Exercise task:
Repeat every record below exactly, leaving out the pictures.

------------------------------------

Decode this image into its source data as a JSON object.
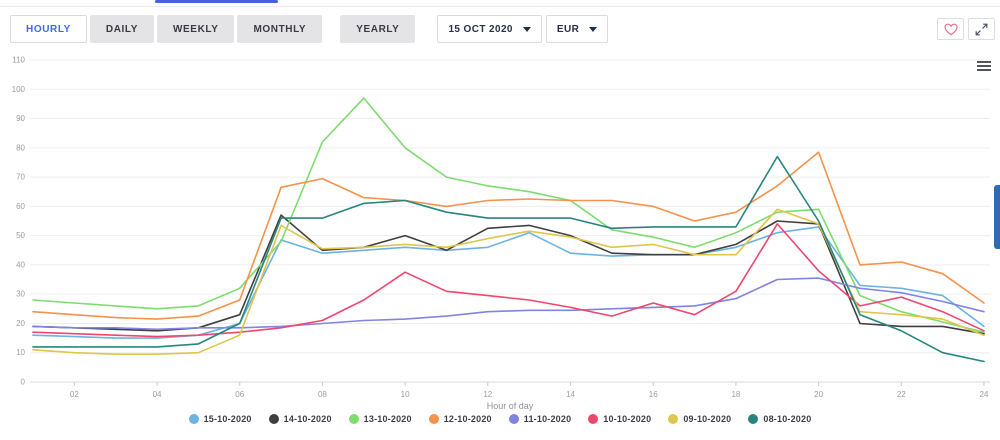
{
  "toolbar": {
    "tabs": [
      {
        "label": "HOURLY",
        "active": true
      },
      {
        "label": "DAILY",
        "active": false
      },
      {
        "label": "WEEKLY",
        "active": false
      },
      {
        "label": "MONTHLY",
        "active": false
      },
      {
        "label": "YEARLY",
        "active": false
      }
    ],
    "date_selector": {
      "value": "15 OCT 2020",
      "icon": "caret-down-icon"
    },
    "currency_selector": {
      "value": "EUR",
      "icon": "caret-down-icon"
    },
    "favorite_icon": "heart-outline-icon",
    "fullscreen_icon": "expand-arrows-icon"
  },
  "chart_menu_icon": "hamburger-menu-icon",
  "scrollbar_color": "#2b6cb3",
  "accent_color": "#4762e0",
  "chart_data": {
    "type": "line",
    "title": "",
    "xlabel": "Hour of day",
    "ylabel": "",
    "ylim": [
      0,
      110
    ],
    "y_ticks": [
      0,
      10,
      20,
      30,
      40,
      50,
      60,
      70,
      80,
      90,
      100,
      110
    ],
    "x": [
      1,
      2,
      3,
      4,
      5,
      6,
      7,
      8,
      9,
      10,
      11,
      12,
      13,
      14,
      15,
      16,
      17,
      18,
      19,
      20,
      21,
      22,
      23,
      24
    ],
    "x_tick_labels": [
      "02",
      "04",
      "06",
      "08",
      "10",
      "12",
      "14",
      "16",
      "18",
      "20",
      "22",
      "24"
    ],
    "grid": true,
    "legend_position": "bottom",
    "series": [
      {
        "name": "15-10-2020",
        "color": "#6cb2e2",
        "values": [
          16,
          15.5,
          15,
          15,
          16,
          20,
          48.5,
          44,
          45,
          46,
          45,
          46,
          51,
          44,
          43,
          43.5,
          43.5,
          46,
          51,
          53,
          33,
          32,
          29.5,
          19
        ]
      },
      {
        "name": "14-10-2020",
        "color": "#3f3f3f",
        "values": [
          19,
          18.5,
          18,
          17.5,
          18.5,
          23,
          57,
          45,
          46,
          50,
          45,
          52.5,
          53.5,
          50,
          44,
          43.5,
          43.5,
          47,
          55,
          54,
          20,
          19,
          19,
          16.5
        ]
      },
      {
        "name": "13-10-2020",
        "color": "#7ddc6e",
        "values": [
          28,
          27,
          26,
          25,
          26,
          32,
          48,
          82,
          97,
          80,
          70,
          67,
          65,
          62,
          52,
          49.5,
          46,
          51,
          58,
          59,
          29.5,
          24,
          20.5,
          17
        ]
      },
      {
        "name": "12-10-2020",
        "color": "#f5924c",
        "values": [
          24,
          23,
          22,
          21.5,
          22.5,
          28,
          66.5,
          69.5,
          63,
          62,
          60,
          62,
          62.5,
          62,
          62,
          60,
          55,
          58,
          67,
          78.5,
          40,
          41,
          37,
          27
        ]
      },
      {
        "name": "11-10-2020",
        "color": "#8084e2",
        "values": [
          19,
          18.5,
          18.5,
          18,
          18.5,
          18.5,
          19,
          20,
          21,
          21.5,
          22.5,
          24,
          24.5,
          24.5,
          25,
          25.5,
          26,
          28.5,
          35,
          35.5,
          32,
          30.5,
          27.5,
          24
        ]
      },
      {
        "name": "10-10-2020",
        "color": "#ee476f",
        "values": [
          17,
          16.5,
          16,
          15.5,
          16,
          17,
          18.5,
          21,
          28,
          37.5,
          31,
          29.5,
          28,
          25.5,
          22.5,
          27,
          23,
          31,
          54,
          38,
          26,
          29,
          24,
          17.5
        ]
      },
      {
        "name": "09-10-2020",
        "color": "#ddc64a",
        "values": [
          11,
          10,
          9.5,
          9.5,
          10,
          16,
          53.5,
          45.5,
          46,
          47,
          46,
          49,
          51.5,
          49.5,
          46,
          47,
          43.5,
          43.5,
          59,
          54,
          24,
          23,
          21.5,
          16
        ]
      },
      {
        "name": "08-10-2020",
        "color": "#28857e",
        "values": [
          12,
          12,
          12,
          12,
          13,
          20,
          56,
          56,
          61,
          62,
          58,
          56,
          56,
          56,
          52.5,
          53,
          53,
          53,
          77,
          55,
          23,
          17.5,
          10,
          7
        ]
      }
    ]
  }
}
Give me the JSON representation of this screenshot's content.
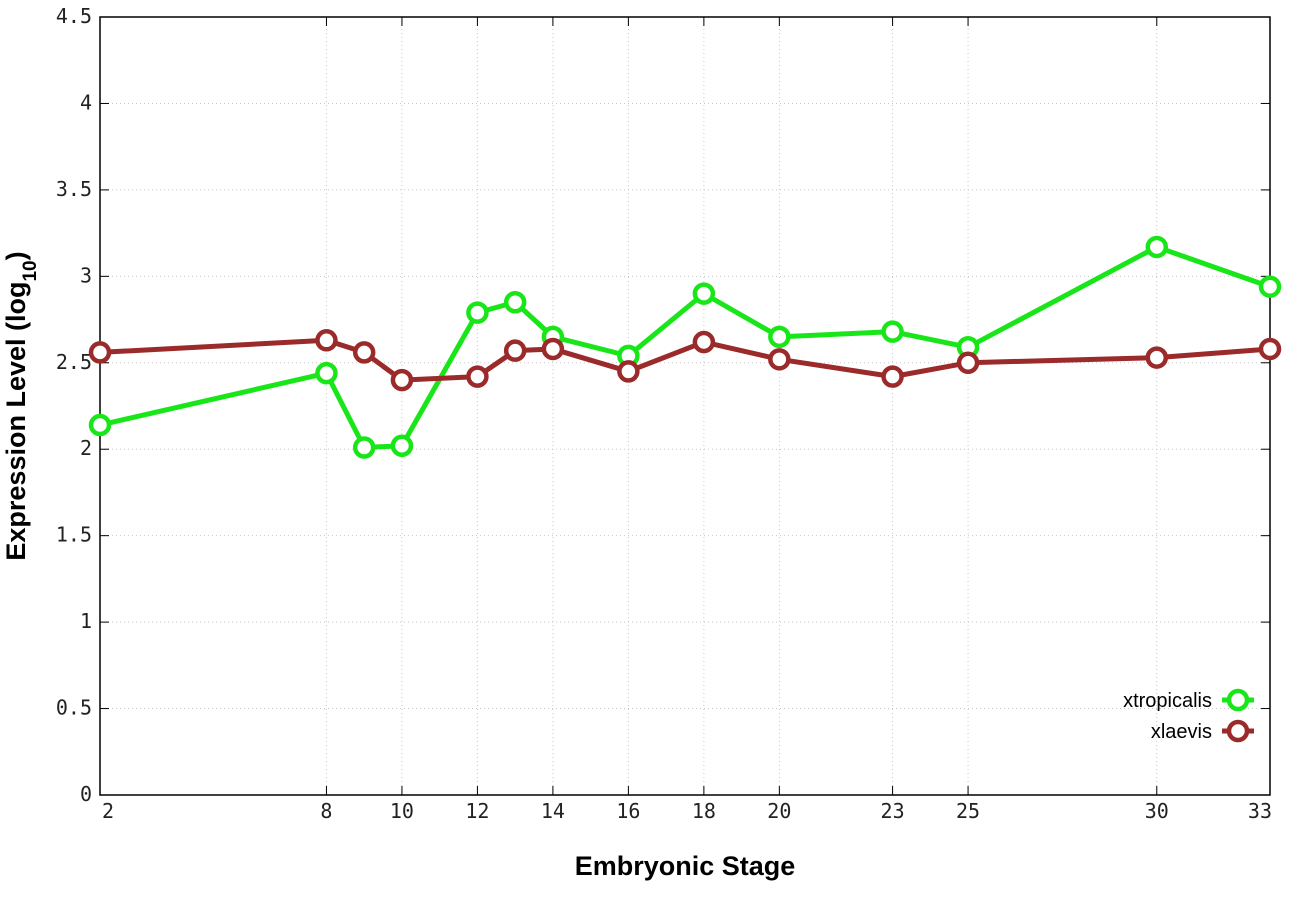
{
  "chart_data": {
    "type": "line",
    "xlabel": "Embryonic Stage",
    "ylabel_main": "Expression Level (log",
    "ylabel_sub": "10",
    "ylabel_close": ")",
    "ylim": [
      0,
      4.5
    ],
    "y_ticks": [
      0,
      0.5,
      1,
      1.5,
      2,
      2.5,
      3,
      3.5,
      4,
      4.5
    ],
    "y_tick_labels": [
      "0",
      "0.5",
      "1",
      "1.5",
      "2",
      "2.5",
      "3",
      "3.5",
      "4",
      "4.5"
    ],
    "x_ticks": [
      2,
      8,
      10,
      12,
      14,
      16,
      18,
      20,
      23,
      25,
      30,
      33
    ],
    "x_tick_labels": [
      "2",
      "8",
      "10",
      "12",
      "14",
      "16",
      "18",
      "20",
      "23",
      "25",
      "30",
      "33"
    ],
    "grid": true,
    "legend_position": "bottom-right",
    "series": [
      {
        "name": "xtropicalis",
        "color": "#19e619",
        "x": [
          2,
          8,
          9,
          10,
          12,
          13,
          14,
          16,
          18,
          20,
          23,
          25,
          30,
          33
        ],
        "y": [
          2.14,
          2.44,
          2.01,
          2.02,
          2.79,
          2.85,
          2.65,
          2.54,
          2.9,
          2.65,
          2.68,
          2.59,
          3.17,
          2.94
        ]
      },
      {
        "name": "xlaevis",
        "color": "#9b2a2a",
        "x": [
          2,
          8,
          9,
          10,
          12,
          13,
          14,
          16,
          18,
          20,
          23,
          25,
          30,
          33
        ],
        "y": [
          2.56,
          2.63,
          2.56,
          2.4,
          2.42,
          2.57,
          2.58,
          2.45,
          2.62,
          2.52,
          2.42,
          2.5,
          2.53,
          2.58
        ]
      }
    ]
  }
}
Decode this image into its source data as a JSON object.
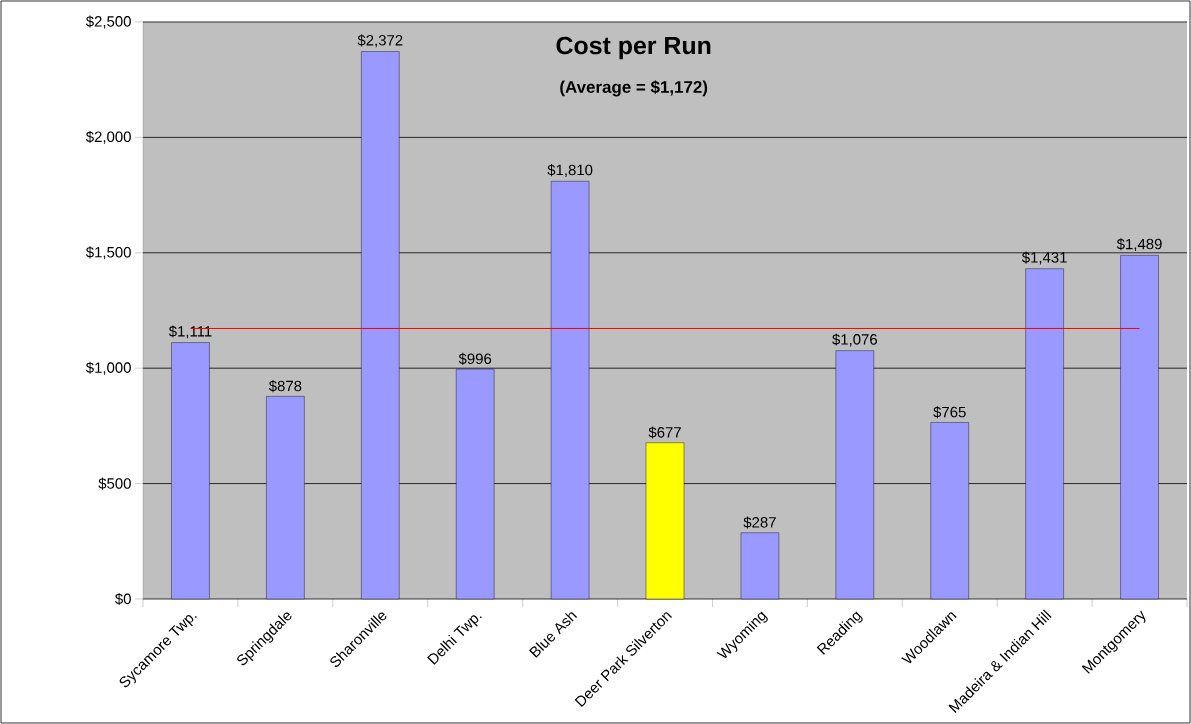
{
  "chart_data": {
    "type": "bar",
    "title": "Cost per Run",
    "subtitle": "(Average = $1,172)",
    "categories": [
      "Sycamore Twp.",
      "Springdale",
      "Sharonville",
      "Delhi Twp.",
      "Blue Ash",
      "Deer Park Silverton",
      "Wyoming",
      "Reading",
      "Woodlawn",
      "Madeira & Indian Hill",
      "Montgomery"
    ],
    "values": [
      1111,
      878,
      2372,
      996,
      1810,
      677,
      287,
      1076,
      765,
      1431,
      1489
    ],
    "colors": [
      "#9999ff",
      "#9999ff",
      "#9999ff",
      "#9999ff",
      "#9999ff",
      "#ffff00",
      "#9999ff",
      "#9999ff",
      "#9999ff",
      "#9999ff",
      "#9999ff"
    ],
    "value_labels": [
      "$1,111",
      "$878",
      "$2,372",
      "$996",
      "$1,810",
      "$677",
      "$287",
      "$1,076",
      "$765",
      "$1,431",
      "$1,489"
    ],
    "ylim": [
      0,
      2500
    ],
    "yticks": [
      {
        "value": 0,
        "label": "$0"
      },
      {
        "value": 500,
        "label": "$500"
      },
      {
        "value": 1000,
        "label": "$1,000"
      },
      {
        "value": 1500,
        "label": "$1,500"
      },
      {
        "value": 2000,
        "label": "$2,000"
      },
      {
        "value": 2500,
        "label": "$2,500"
      }
    ],
    "grid": "y",
    "ref_lines": [
      {
        "axis": "y",
        "value": 1172,
        "color": "#ff0000"
      }
    ]
  }
}
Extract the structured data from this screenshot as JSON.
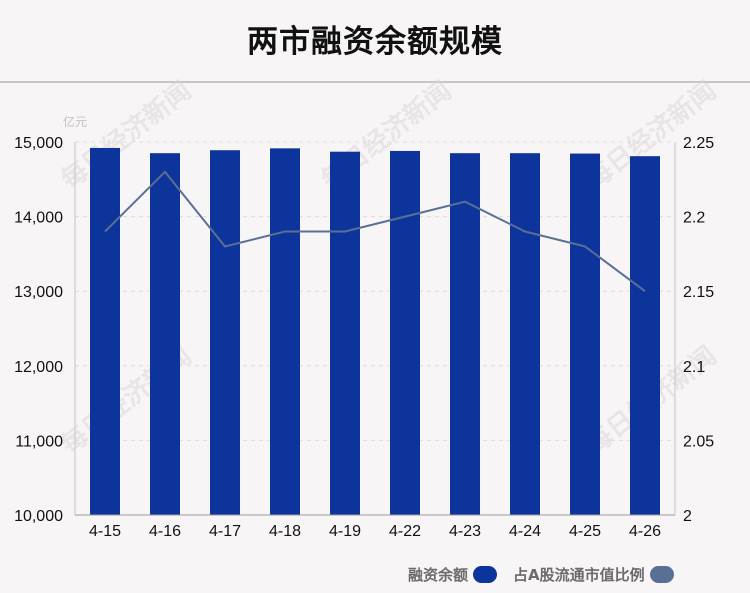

------------------------------------

Result of the exercise:
Decode this image into its source data as a JSON object.
{
  "toolbar": {
    "tabs": [
      {
        "label": "HOURLY",
        "active": true
      },
      {
        "label": "DAILY",
        "active": false
      },
      {
        "label": "WEEKLY",
        "active": false
      },
      {
        "label": "MONTHLY",
        "active": false
      },
      {
        "label": "YEARLY",
        "active": false
      }
    ],
    "date_selector": {
      "value": "15 OCT 2020",
      "icon": "caret-down-icon"
    },
    "currency_selector": {
      "value": "EUR",
      "icon": "caret-down-icon"
    },
    "favorite_icon": "heart-outline-icon",
    "fullscreen_icon": "expand-arrows-icon"
  },
  "chart_menu_icon": "hamburger-menu-icon",
  "scrollbar_color": "#2b6cb3",
  "accent_color": "#4762e0",
  "chart_data": {
    "type": "line",
    "title": "",
    "xlabel": "Hour of day",
    "ylabel": "",
    "ylim": [
      0,
      110
    ],
    "y_ticks": [
      0,
      10,
      20,
      30,
      40,
      50,
      60,
      70,
      80,
      90,
      100,
      110
    ],
    "x": [
      1,
      2,
      3,
      4,
      5,
      6,
      7,
      8,
      9,
      10,
      11,
      12,
      13,
      14,
      15,
      16,
      17,
      18,
      19,
      20,
      21,
      22,
      23,
      24
    ],
    "x_tick_labels": [
      "02",
      "04",
      "06",
      "08",
      "10",
      "12",
      "14",
      "16",
      "18",
      "20",
      "22",
      "24"
    ],
    "grid": true,
    "legend_position": "bottom",
    "series": [
      {
        "name": "15-10-2020",
        "color": "#6cb2e2",
        "values": [
          16,
          15.5,
          15,
          15,
          16,
          20,
          48.5,
          44,
          45,
          46,
          45,
          46,
          51,
          44,
          43,
          43.5,
          43.5,
          46,
          51,
          53,
          33,
          32,
          29.5,
          19
        ]
      },
      {
        "name": "14-10-2020",
        "color": "#3f3f3f",
        "values": [
          19,
          18.5,
          18,
          17.5,
          18.5,
          23,
          57,
          45,
          46,
          50,
          45,
          52.5,
          53.5,
          50,
          44,
          43.5,
          43.5,
          47,
          55,
          54,
          20,
          19,
          19,
          16.5
        ]
      },
      {
        "name": "13-10-2020",
        "color": "#7ddc6e",
        "values": [
          28,
          27,
          26,
          25,
          26,
          32,
          48,
          82,
          97,
          80,
          70,
          67,
          65,
          62,
          52,
          49.5,
          46,
          51,
          58,
          59,
          29.5,
          24,
          20.5,
          17
        ]
      },
      {
        "name": "12-10-2020",
        "color": "#f5924c",
        "values": [
          24,
          23,
          22,
          21.5,
          22.5,
          28,
          66.5,
          69.5,
          63,
          62,
          60,
          62,
          62.5,
          62,
          62,
          60,
          55,
          58,
          67,
          78.5,
          40,
          41,
          37,
          27
        ]
      },
      {
        "name": "11-10-2020",
        "color": "#8084e2",
        "values": [
          19,
          18.5,
          18.5,
          18,
          18.5,
          18.5,
          19,
          20,
          21,
          21.5,
          22.5,
          24,
          24.5,
          24.5,
          25,
          25.5,
          26,
          28.5,
          35,
          35.5,
          32,
          30.5,
          27.5,
          24
        ]
      },
      {
        "name": "10-10-2020",
        "color": "#ee476f",
        "values": [
          17,
          16.5,
          16,
          15.5,
          16,
          17,
          18.5,
          21,
          28,
          37.5,
          31,
          29.5,
          28,
          25.5,
          22.5,
          27,
          23,
          31,
          54,
          38,
          26,
          29,
          24,
          17.5
        ]
      },
      {
        "name": "09-10-2020",
        "color": "#ddc64a",
        "values": [
          11,
          10,
          9.5,
          9.5,
          10,
          16,
          53.5,
          45.5,
          46,
          47,
          46,
          49,
          51.5,
          49.5,
          46,
          47,
          43.5,
          43.5,
          59,
          54,
          24,
          23,
          21.5,
          16
        ]
      },
      {
        "name": "08-10-2020",
        "color": "#28857e",
        "values": [
          12,
          12,
          12,
          12,
          13,
          20,
          56,
          56,
          61,
          62,
          58,
          56,
          56,
          56,
          52.5,
          53,
          53,
          53,
          77,
          55,
          23,
          17.5,
          10,
          7
        ]
      }
    ]
  }
}
Give me the JSON representation of this screenshot's content.
{
  "chart_data": {
    "type": "line",
    "xlabel": "Embryonic Stage",
    "ylabel_main": "Expression Level (log",
    "ylabel_sub": "10",
    "ylabel_close": ")",
    "ylim": [
      0,
      4.5
    ],
    "y_ticks": [
      0,
      0.5,
      1,
      1.5,
      2,
      2.5,
      3,
      3.5,
      4,
      4.5
    ],
    "y_tick_labels": [
      "0",
      "0.5",
      "1",
      "1.5",
      "2",
      "2.5",
      "3",
      "3.5",
      "4",
      "4.5"
    ],
    "x_ticks": [
      2,
      8,
      10,
      12,
      14,
      16,
      18,
      20,
      23,
      25,
      30,
      33
    ],
    "x_tick_labels": [
      "2",
      "8",
      "10",
      "12",
      "14",
      "16",
      "18",
      "20",
      "23",
      "25",
      "30",
      "33"
    ],
    "grid": true,
    "legend_position": "bottom-right",
    "series": [
      {
        "name": "xtropicalis",
        "color": "#19e619",
        "x": [
          2,
          8,
          9,
          10,
          12,
          13,
          14,
          16,
          18,
          20,
          23,
          25,
          30,
          33
        ],
        "y": [
          2.14,
          2.44,
          2.01,
          2.02,
          2.79,
          2.85,
          2.65,
          2.54,
          2.9,
          2.65,
          2.68,
          2.59,
          3.17,
          2.94
        ]
      },
      {
        "name": "xlaevis",
        "color": "#9b2a2a",
        "x": [
          2,
          8,
          9,
          10,
          12,
          13,
          14,
          16,
          18,
          20,
          23,
          25,
          30,
          33
        ],
        "y": [
          2.56,
          2.63,
          2.56,
          2.4,
          2.42,
          2.57,
          2.58,
          2.45,
          2.62,
          2.52,
          2.42,
          2.5,
          2.53,
          2.58
        ]
      }
    ]
  }
}
Decode this image into its source data as a JSON object.
{
  "chart_data": {
    "type": "bar",
    "title": "Cost per Run",
    "subtitle": "(Average = $1,172)",
    "categories": [
      "Sycamore Twp.",
      "Springdale",
      "Sharonville",
      "Delhi Twp.",
      "Blue Ash",
      "Deer Park Silverton",
      "Wyoming",
      "Reading",
      "Woodlawn",
      "Madeira & Indian Hill",
      "Montgomery"
    ],
    "values": [
      1111,
      878,
      2372,
      996,
      1810,
      677,
      287,
      1076,
      765,
      1431,
      1489
    ],
    "colors": [
      "#9999ff",
      "#9999ff",
      "#9999ff",
      "#9999ff",
      "#9999ff",
      "#ffff00",
      "#9999ff",
      "#9999ff",
      "#9999ff",
      "#9999ff",
      "#9999ff"
    ],
    "value_labels": [
      "$1,111",
      "$878",
      "$2,372",
      "$996",
      "$1,810",
      "$677",
      "$287",
      "$1,076",
      "$765",
      "$1,431",
      "$1,489"
    ],
    "ylim": [
      0,
      2500
    ],
    "yticks": [
      {
        "value": 0,
        "label": "$0"
      },
      {
        "value": 500,
        "label": "$500"
      },
      {
        "value": 1000,
        "label": "$1,000"
      },
      {
        "value": 1500,
        "label": "$1,500"
      },
      {
        "value": 2000,
        "label": "$2,000"
      },
      {
        "value": 2500,
        "label": "$2,500"
      }
    ],
    "grid": "y",
    "ref_lines": [
      {
        "axis": "y",
        "value": 1172,
        "color": "#ff0000"
      }
    ]
  }
}
Extract the structured data from this screenshot as JSON.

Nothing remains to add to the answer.